--- Goal of the exercise ---
Scan the entries and tally the lines that include the string "Continue". Reply with the figure alone.

---------- Data excerpts

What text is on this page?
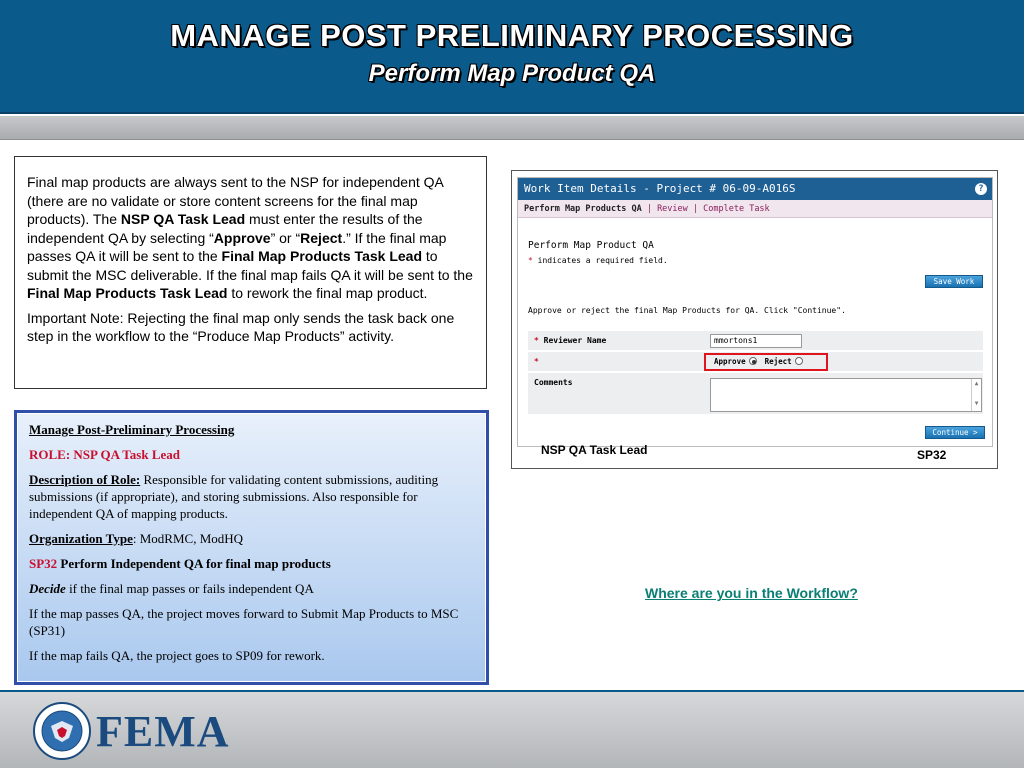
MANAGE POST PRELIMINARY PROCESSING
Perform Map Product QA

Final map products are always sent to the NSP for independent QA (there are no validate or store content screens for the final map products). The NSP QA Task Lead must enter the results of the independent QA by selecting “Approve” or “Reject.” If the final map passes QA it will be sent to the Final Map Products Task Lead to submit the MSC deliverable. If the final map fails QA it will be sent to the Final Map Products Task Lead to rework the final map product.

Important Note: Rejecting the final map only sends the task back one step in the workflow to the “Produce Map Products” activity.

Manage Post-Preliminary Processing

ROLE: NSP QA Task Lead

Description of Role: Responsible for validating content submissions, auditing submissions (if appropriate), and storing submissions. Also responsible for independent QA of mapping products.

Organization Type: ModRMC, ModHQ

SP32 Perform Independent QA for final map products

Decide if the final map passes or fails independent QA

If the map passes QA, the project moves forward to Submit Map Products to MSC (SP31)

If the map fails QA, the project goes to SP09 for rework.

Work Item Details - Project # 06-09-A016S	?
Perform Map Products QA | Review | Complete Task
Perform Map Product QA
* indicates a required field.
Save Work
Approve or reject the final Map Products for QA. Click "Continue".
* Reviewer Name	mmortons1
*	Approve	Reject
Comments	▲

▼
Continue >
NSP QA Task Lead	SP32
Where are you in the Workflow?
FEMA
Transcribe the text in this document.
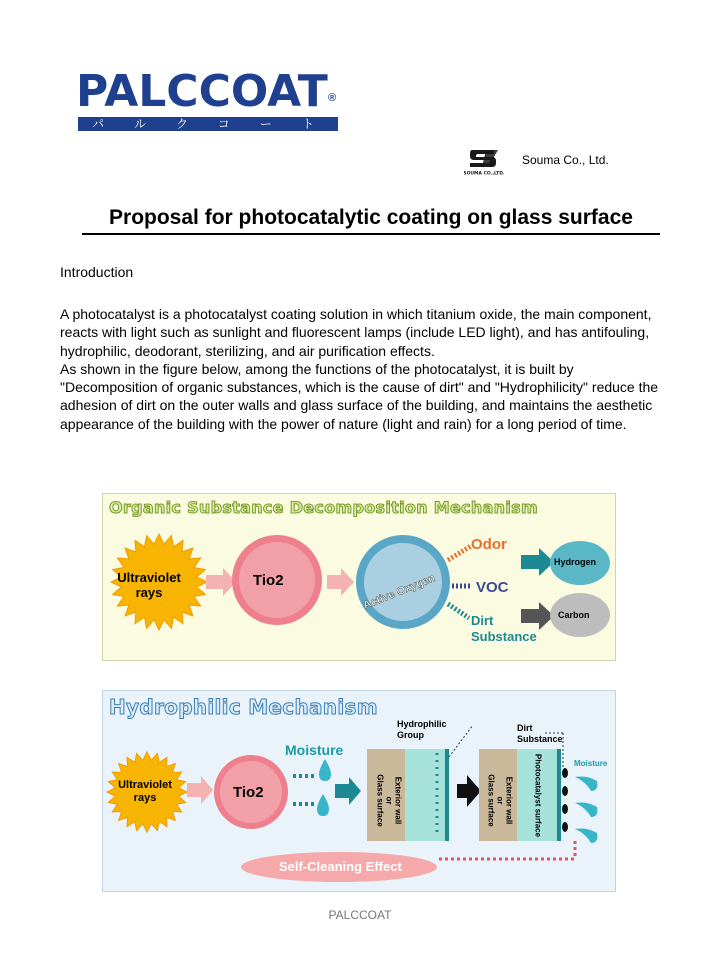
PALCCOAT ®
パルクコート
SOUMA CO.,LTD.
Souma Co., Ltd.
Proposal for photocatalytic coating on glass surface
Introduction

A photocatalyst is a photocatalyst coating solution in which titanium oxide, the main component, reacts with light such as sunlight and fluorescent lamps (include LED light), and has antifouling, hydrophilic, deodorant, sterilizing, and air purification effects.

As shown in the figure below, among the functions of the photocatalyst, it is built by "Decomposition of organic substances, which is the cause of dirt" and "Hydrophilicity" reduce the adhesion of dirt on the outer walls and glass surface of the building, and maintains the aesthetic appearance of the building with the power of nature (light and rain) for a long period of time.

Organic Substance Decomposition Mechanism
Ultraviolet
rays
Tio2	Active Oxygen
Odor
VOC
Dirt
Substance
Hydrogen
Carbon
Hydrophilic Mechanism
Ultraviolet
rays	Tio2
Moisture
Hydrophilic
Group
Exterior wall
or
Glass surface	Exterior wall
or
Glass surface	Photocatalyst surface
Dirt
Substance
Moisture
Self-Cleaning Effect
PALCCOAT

--------------------

--- Exercise output ---
2